PROBLEMS AND TASKS:
1. In the text on bureaucracy and democracy, how many "governments" exist within the United States?
2. Do these statements agree with the text on bureaucracy and democracy? Answer yes or no for each and quote the words of the text that decide it. (a) Meier and O'Toole drew their empirical data from Texas school corporations. (b) Meier and O'Toole find that top-down political control strongly shapes how bureaucracies perform. (c) The text says the term privatization usually refers to true privatization.
3. Write the next part of the text on bureaucracy and democracy, picking up after its final sentence.

The New Public Management, outsourcing and various approaches to privatization (which is generally not true privatization at all—the term is most frequently used to describe some sort of contracting arrangement) have dramatically changed the context within which scholars attempt to answer questions of transparency, control and democratic accountability.

 

“ These differences—in patterns of bureaucratic recruitment and socialization, decision making, links to interest groups and arrays of formal and informal advisory committees, degrees of decentralization and rule-boundedness, and so forth—definitely matter in any assessment of the fit between bureaucracy and democracy. some versions of bureaucracy and some contexts are much likelier to facilitate popular influence than others.” (p.13)

 

The increasing variety and complexity of government service delivery methods leads Meier and O’Toole to conclude that we need a general theoretical perspective within which context-specific analyses can be conducted.  (As they note, there are more than eighty-five thousand “governments” within the United States, all but fifty-one of which are local. That sobering number alone persuades them—and should persuade us—that  sweeping generalizations are likely to be imprudent.)

 

After laying out the limited nature of their inquiry, and reviewing the relevant political science and public administration literatures, the authors turn to an empirical analysis intended to illuminate their inquiry. They use data gathered from Texas school corporations to probe various methods of political control—policy-setting, political appointments, and other techniques—intended to make bureaucratic performance more amenable to majoritarian preferences. Their choice of school boards and the educators who report to them is explained by the comparative simplicity of the bureaucracies involved, an organizational simplicity that allows them to conduct empirical research in an environment where the identification of bureaucratic and political actors remains relatively uncomplicated. 

 

Based upon their review of the literatures and their analysis of their data, the authors conclude that “top-down political control of the bureaucracy has only modest impact at best” on the actual performance of bureaucracies in the United States. While that conclusion will not come as a surprise to anyone familiar with the literature, Meier and O’Toole go further. They conclude that bureaucrats and political actors share a commitment to democratic values and norms, and that these shared democratic values operate to create a bureaucracy that is surprisingly responsive to the popular will.

RAW RECORDS:
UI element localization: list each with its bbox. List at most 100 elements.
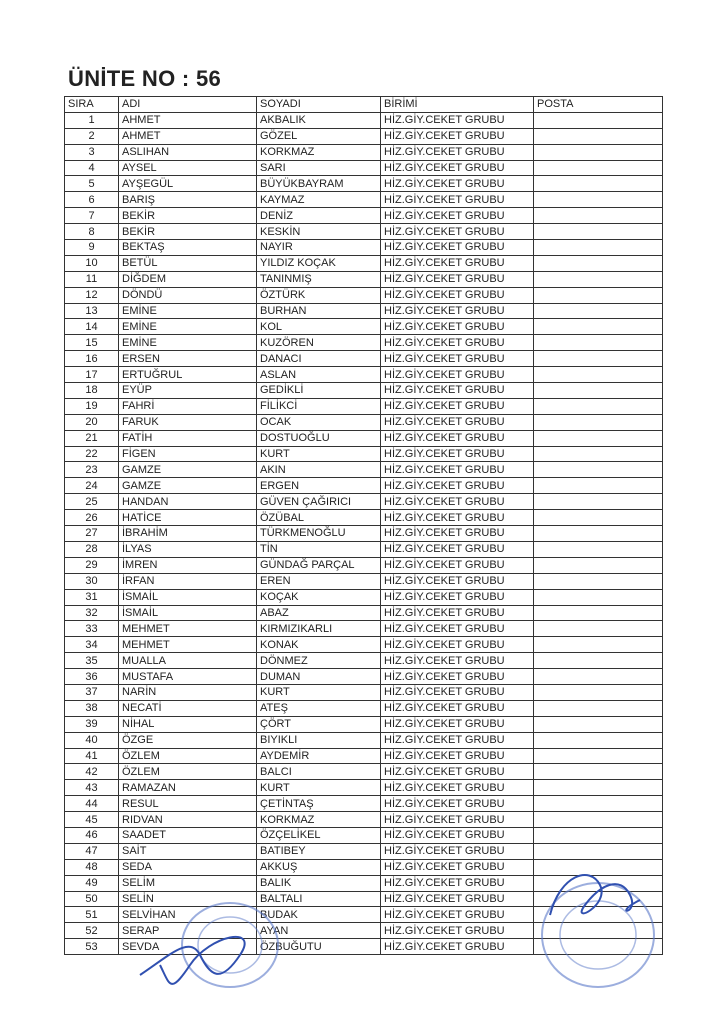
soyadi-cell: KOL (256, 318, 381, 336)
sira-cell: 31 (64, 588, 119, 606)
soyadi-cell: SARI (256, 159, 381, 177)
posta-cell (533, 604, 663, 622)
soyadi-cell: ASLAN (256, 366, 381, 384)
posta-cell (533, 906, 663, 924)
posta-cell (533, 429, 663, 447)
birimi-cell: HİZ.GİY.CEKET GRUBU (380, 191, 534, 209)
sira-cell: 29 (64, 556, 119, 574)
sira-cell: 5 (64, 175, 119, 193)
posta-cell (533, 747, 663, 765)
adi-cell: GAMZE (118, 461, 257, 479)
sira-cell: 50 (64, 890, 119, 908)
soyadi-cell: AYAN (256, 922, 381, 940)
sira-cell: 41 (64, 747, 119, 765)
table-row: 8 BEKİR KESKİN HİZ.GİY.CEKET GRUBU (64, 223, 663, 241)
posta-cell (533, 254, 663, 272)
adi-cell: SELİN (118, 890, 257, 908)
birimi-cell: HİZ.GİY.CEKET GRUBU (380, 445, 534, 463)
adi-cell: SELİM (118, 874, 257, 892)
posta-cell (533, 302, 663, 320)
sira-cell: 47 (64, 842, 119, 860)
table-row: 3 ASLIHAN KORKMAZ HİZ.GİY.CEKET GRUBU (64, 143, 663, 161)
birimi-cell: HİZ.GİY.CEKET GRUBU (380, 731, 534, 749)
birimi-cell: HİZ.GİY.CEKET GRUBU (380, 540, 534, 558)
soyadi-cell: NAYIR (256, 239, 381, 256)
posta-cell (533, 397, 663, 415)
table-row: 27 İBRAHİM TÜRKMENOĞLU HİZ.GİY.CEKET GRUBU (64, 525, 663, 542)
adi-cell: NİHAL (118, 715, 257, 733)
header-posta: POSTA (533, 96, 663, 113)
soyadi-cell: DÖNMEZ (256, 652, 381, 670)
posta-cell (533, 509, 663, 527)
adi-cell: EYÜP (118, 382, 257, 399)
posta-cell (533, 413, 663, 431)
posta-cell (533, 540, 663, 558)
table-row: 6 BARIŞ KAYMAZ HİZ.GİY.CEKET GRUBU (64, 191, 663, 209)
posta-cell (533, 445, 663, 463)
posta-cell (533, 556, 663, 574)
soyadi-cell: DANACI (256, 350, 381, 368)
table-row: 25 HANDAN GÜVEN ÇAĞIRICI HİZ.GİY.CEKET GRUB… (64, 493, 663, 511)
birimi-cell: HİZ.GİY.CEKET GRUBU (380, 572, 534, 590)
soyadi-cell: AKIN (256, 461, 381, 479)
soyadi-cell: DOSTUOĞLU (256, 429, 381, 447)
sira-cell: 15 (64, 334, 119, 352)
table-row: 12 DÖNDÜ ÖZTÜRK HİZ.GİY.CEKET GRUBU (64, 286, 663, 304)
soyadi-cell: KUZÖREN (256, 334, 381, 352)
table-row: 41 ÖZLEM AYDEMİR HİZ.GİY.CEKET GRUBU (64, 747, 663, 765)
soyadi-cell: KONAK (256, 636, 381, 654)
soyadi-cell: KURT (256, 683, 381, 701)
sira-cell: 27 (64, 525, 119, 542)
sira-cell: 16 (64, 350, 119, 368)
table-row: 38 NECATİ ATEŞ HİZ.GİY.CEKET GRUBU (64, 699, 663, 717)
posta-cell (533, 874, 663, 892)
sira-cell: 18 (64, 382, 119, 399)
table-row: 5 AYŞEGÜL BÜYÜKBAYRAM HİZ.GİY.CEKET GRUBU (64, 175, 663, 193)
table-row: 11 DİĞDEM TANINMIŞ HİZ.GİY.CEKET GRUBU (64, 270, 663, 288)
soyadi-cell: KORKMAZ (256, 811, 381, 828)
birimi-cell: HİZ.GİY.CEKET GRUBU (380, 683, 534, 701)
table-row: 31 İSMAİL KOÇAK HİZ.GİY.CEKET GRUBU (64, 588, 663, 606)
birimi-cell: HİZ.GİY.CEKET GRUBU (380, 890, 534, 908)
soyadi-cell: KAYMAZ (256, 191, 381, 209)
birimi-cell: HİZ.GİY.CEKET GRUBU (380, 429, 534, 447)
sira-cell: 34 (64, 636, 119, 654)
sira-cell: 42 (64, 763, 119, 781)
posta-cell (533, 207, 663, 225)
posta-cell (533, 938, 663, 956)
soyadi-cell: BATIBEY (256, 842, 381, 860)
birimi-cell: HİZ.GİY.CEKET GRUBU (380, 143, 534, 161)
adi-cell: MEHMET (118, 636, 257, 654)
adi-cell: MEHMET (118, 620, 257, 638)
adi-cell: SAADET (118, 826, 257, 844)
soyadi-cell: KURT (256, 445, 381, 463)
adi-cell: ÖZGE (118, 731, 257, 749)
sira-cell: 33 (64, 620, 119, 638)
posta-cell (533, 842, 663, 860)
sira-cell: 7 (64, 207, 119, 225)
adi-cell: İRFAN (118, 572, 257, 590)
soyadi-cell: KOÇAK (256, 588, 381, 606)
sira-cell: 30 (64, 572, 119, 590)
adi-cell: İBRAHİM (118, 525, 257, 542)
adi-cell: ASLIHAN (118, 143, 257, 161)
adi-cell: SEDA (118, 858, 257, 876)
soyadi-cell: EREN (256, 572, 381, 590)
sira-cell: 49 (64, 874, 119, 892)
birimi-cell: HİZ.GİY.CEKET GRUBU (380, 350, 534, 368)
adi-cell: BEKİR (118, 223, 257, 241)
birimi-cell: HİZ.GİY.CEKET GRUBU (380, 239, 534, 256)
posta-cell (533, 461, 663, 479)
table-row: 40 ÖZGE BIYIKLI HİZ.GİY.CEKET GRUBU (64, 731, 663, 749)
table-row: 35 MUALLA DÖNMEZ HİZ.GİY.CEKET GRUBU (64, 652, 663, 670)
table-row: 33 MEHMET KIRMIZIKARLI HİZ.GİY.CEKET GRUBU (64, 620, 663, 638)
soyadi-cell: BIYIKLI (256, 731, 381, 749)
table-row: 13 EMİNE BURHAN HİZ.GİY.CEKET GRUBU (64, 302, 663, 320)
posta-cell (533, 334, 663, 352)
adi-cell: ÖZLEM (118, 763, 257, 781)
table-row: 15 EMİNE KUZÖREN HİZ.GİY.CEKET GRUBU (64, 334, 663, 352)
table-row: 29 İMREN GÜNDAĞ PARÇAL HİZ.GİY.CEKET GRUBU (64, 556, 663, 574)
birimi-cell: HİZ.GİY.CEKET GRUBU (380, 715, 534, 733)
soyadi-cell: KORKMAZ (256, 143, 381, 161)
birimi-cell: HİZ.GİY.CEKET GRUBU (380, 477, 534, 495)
--
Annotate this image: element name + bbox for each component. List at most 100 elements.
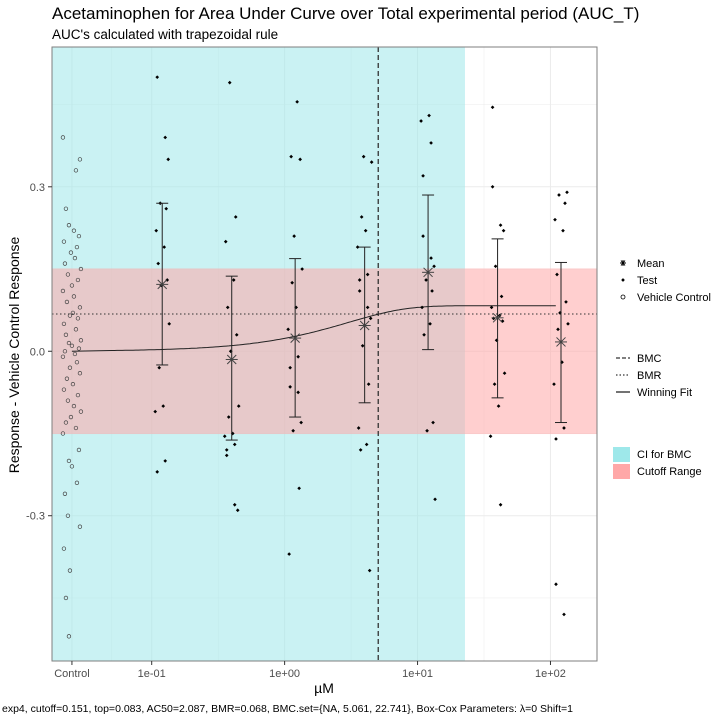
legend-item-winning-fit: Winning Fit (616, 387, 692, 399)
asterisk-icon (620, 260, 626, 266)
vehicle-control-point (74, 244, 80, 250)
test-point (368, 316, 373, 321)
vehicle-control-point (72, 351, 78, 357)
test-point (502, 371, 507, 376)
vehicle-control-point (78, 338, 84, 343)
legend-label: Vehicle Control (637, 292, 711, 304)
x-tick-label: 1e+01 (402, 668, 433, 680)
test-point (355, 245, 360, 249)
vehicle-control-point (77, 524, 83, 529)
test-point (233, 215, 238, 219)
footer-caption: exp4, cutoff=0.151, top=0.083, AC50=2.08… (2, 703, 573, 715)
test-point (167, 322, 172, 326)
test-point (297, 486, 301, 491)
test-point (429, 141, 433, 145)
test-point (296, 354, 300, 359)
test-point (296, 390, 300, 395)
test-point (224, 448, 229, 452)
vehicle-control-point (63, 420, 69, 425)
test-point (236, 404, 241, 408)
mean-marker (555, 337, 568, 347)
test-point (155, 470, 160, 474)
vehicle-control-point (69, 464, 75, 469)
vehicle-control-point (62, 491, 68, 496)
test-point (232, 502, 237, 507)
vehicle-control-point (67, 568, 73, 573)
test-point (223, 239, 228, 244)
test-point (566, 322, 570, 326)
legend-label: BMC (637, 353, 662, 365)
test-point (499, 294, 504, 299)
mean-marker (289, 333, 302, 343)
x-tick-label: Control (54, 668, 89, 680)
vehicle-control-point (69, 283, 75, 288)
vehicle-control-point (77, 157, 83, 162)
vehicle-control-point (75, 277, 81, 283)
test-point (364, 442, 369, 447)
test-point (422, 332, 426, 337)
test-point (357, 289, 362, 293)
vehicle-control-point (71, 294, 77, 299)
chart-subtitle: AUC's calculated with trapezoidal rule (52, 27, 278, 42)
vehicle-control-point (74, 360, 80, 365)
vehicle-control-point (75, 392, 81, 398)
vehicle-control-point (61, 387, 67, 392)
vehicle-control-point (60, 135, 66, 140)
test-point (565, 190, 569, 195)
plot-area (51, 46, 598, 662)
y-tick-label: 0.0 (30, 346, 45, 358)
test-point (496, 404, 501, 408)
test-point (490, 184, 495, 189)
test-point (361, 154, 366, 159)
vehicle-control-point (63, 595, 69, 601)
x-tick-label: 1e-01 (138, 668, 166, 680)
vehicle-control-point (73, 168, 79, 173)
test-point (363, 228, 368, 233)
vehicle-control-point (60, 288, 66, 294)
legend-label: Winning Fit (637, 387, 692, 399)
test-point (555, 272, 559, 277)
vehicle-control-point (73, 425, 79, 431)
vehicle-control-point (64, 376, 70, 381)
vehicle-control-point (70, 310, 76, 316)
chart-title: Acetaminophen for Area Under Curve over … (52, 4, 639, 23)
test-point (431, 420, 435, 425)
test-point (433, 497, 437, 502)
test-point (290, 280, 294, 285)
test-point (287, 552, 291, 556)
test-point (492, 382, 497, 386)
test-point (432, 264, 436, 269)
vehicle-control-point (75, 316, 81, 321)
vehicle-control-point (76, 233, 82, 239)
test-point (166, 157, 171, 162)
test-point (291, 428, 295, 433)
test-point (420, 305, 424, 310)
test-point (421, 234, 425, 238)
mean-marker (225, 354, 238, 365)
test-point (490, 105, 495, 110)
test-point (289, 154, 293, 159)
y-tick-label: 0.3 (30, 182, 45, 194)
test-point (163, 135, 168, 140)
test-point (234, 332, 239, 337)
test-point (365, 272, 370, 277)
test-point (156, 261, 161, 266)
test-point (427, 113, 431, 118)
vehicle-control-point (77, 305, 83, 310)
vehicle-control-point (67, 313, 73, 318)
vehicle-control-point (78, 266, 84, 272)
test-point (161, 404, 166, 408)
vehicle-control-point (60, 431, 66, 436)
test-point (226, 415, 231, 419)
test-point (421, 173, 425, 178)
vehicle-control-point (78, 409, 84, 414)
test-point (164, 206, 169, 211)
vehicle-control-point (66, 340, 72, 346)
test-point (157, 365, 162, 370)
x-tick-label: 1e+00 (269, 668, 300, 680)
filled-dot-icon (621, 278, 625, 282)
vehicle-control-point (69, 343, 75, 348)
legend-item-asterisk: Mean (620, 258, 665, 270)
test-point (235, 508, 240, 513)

OUTPUTS:
1. More than eighty-five thousand, all but fifty-one of which are local.

2.
(a) Yes: "They use data gathered from Texas school corporations"
(b) No: "top-down political control of the bureaucracy has only modest impact at best"
(c) No: "which is generally not true privatization at all—the term is most frequently used to describe some sort of contracting arrangement"

3.
The accomplishment of this slim volume is to make explicit the disparities between political science and public management theories of democratic responsiveness, to forge a hypothesis that builds on the insights of both, and then to test those assumptions empirically, in environments thought least likely to be affected by the rapidly changing character of bureaucracy itself. However, the real contribution of the book may lie in the way the authors highlighted questions that they did not choose to research.

 

While it is obviously unfair to fault a study for failing to explore different issues, or for failing to test a hypothesis different from the one they have chosen, the book raised several tantalizing issues that the authors did not pursue, and that would be—for this reader, at least—fascinating topics for further research. 

 

One example is the identification of “democratic” values. It is notoriously difficult to determine empirically the values that animate large numbers of individuals, and the comparative importance of those values to the decision-making process. The authors are understandably reluctant to open so subjective an area of inquiry, and instead identify the presence or absence of values through more easily measured proxies or “surrogates.” For example, they use the percentage of Latino school board members and staff as their proxy for a commitment to the value of providing expanded educational opportunities for Latino students. It would be interesting to compare the methods employed by Latino and non-Latino Board Members and staff to operationalize that commitment—to see, for example, whether non-Latinos were really less focused upon the value of expanding educational opportunities for Latino youngsters, or whether those who did share that commitment differed from their Latino colleagues in their choice of methodology for achieving that goal.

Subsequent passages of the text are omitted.